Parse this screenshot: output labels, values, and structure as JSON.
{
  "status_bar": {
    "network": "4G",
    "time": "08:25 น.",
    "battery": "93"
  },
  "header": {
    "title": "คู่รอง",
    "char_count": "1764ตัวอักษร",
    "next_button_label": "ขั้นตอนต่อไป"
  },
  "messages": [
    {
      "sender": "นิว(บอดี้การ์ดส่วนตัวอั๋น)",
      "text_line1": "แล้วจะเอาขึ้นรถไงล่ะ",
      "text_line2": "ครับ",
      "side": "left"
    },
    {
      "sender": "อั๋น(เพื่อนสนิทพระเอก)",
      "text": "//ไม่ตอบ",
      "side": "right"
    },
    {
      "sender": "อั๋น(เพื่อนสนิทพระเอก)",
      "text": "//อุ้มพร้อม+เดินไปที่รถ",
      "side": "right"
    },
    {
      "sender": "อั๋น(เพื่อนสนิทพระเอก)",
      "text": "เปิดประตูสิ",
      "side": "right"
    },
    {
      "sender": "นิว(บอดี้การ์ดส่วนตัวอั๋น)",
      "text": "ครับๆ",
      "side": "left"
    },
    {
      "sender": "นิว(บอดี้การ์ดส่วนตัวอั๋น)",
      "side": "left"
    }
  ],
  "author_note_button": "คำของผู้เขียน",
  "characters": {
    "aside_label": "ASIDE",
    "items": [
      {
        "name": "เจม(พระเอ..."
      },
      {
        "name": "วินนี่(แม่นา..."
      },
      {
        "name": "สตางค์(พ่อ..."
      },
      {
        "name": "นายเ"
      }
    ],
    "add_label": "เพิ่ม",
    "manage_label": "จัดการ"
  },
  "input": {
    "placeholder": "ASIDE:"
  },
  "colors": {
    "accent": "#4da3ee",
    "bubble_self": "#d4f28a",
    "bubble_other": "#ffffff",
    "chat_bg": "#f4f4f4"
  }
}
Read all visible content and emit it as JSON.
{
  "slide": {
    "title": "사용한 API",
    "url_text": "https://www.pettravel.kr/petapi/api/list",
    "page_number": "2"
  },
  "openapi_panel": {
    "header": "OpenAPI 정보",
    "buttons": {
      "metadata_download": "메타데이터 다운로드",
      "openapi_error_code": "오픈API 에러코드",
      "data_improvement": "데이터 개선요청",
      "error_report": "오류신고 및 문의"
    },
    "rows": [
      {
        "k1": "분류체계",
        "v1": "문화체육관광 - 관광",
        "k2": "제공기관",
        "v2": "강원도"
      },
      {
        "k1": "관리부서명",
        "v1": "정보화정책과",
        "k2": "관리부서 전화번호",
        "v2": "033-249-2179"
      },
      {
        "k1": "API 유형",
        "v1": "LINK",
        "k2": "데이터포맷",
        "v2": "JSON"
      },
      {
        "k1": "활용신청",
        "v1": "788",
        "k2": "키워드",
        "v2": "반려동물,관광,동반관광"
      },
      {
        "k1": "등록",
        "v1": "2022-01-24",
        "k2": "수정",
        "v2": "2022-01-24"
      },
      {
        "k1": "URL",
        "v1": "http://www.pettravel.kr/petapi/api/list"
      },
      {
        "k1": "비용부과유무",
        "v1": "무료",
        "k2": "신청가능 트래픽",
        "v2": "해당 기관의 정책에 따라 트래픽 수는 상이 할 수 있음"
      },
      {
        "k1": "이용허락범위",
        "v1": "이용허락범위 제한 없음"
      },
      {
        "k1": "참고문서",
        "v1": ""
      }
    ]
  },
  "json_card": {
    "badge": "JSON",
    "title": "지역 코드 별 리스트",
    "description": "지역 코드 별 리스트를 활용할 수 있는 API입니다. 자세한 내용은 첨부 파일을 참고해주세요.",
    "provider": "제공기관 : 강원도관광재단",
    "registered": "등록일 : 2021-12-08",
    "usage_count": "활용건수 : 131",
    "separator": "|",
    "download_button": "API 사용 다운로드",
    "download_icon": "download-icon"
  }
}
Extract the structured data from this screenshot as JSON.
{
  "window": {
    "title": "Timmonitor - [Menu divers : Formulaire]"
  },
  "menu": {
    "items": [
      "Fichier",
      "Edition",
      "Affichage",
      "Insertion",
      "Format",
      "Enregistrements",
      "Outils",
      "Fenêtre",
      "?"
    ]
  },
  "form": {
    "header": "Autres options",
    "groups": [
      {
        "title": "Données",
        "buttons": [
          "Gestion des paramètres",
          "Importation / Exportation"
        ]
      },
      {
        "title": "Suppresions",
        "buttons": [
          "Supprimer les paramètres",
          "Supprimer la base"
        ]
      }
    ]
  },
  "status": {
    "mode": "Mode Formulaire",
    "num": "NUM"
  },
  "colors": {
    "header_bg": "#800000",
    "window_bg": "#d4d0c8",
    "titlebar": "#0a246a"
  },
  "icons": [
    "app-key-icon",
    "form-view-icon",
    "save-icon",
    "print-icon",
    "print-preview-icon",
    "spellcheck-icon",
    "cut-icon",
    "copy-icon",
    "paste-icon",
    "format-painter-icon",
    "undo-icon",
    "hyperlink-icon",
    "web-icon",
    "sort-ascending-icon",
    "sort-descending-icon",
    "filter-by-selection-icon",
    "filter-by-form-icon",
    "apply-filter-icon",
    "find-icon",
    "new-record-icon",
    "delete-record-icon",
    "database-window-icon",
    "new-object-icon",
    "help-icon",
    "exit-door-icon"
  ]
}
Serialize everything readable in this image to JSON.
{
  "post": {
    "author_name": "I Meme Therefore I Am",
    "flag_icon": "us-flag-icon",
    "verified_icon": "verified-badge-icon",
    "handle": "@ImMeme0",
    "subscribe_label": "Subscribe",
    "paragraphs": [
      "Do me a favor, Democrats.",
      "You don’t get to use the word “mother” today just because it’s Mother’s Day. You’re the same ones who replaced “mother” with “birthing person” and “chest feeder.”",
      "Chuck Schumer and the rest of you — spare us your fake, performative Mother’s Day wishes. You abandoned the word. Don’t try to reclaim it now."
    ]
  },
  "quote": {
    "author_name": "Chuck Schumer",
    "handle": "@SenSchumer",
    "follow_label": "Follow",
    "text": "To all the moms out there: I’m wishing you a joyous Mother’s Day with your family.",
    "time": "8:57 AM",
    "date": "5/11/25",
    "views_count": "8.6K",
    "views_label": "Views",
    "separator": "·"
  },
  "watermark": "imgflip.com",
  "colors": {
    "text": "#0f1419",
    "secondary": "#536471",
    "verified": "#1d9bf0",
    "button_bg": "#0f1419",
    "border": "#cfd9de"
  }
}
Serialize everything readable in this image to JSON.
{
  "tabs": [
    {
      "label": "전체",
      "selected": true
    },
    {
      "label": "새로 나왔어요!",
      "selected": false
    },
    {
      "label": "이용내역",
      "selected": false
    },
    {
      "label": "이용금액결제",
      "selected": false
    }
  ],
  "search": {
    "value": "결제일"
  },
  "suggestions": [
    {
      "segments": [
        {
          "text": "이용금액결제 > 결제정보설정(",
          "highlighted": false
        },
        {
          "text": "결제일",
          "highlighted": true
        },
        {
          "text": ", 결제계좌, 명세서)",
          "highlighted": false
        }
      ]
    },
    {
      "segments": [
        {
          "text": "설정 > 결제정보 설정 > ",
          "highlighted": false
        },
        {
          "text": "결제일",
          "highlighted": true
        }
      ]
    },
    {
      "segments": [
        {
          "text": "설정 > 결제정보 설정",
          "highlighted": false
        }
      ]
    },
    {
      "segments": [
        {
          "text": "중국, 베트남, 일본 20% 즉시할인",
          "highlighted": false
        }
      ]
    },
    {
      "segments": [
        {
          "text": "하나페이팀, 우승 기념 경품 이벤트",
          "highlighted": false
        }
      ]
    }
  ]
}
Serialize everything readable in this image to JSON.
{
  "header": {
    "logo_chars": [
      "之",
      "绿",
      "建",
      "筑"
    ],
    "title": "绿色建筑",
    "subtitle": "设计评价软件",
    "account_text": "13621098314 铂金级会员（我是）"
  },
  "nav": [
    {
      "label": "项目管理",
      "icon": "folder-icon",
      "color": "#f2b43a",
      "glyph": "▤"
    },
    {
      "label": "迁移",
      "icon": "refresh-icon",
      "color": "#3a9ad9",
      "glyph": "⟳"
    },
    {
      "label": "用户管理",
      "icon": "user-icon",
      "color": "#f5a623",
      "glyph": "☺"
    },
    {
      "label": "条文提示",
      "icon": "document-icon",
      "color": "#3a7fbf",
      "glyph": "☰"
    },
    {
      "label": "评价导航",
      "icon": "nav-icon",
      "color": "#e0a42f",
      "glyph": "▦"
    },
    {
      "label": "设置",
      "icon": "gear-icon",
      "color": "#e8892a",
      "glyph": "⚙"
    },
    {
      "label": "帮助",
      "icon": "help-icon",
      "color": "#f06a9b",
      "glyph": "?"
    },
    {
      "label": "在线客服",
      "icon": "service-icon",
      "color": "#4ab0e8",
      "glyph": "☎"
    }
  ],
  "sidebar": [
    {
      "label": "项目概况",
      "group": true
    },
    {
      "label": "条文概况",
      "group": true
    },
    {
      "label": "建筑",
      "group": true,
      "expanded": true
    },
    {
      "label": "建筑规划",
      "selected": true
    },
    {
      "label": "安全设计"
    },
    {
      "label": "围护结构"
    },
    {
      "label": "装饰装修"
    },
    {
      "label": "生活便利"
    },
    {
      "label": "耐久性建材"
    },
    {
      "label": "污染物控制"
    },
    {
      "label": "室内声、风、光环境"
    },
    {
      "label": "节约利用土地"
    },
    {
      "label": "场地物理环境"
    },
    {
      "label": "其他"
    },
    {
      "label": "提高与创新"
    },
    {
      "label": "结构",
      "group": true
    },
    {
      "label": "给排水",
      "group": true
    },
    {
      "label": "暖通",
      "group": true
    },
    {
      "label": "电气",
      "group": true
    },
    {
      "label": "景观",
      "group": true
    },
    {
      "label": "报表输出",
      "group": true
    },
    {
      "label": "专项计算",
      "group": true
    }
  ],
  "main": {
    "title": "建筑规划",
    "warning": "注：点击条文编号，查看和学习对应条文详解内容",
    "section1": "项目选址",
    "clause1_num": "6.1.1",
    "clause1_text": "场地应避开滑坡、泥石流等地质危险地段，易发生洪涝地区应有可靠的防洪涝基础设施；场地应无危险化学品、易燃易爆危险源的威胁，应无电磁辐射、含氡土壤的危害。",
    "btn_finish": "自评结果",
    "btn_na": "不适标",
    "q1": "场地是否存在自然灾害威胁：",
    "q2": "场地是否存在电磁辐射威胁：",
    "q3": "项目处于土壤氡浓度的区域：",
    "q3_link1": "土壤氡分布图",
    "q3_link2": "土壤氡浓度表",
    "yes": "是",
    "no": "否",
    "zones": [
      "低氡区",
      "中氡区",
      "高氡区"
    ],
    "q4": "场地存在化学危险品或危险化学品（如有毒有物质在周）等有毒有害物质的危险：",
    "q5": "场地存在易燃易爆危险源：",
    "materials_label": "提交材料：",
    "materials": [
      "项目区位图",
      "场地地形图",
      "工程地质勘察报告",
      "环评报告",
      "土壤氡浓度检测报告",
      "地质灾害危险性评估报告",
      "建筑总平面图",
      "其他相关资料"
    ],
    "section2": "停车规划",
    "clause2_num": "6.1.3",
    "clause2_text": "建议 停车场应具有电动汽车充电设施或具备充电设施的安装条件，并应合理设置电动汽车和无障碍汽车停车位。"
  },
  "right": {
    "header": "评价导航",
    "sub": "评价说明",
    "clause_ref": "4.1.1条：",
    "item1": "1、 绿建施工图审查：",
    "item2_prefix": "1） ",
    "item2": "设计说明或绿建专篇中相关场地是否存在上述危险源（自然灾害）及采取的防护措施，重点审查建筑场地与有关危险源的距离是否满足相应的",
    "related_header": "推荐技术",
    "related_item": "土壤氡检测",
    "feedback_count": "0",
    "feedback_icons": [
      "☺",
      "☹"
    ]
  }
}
········
**What you have to do**:
Each line holding "with" must be found and copied.

**Answer to the exercise**:
      "You don’t get to use the word “mother” today just because it’s Mother’s Day. You’re the same ones who replaced “mother” with “birthing person” and “chest feeder.”",
    "text": "To all the moms out there: I’m wishing you a joyous Mother’s Day with your family.",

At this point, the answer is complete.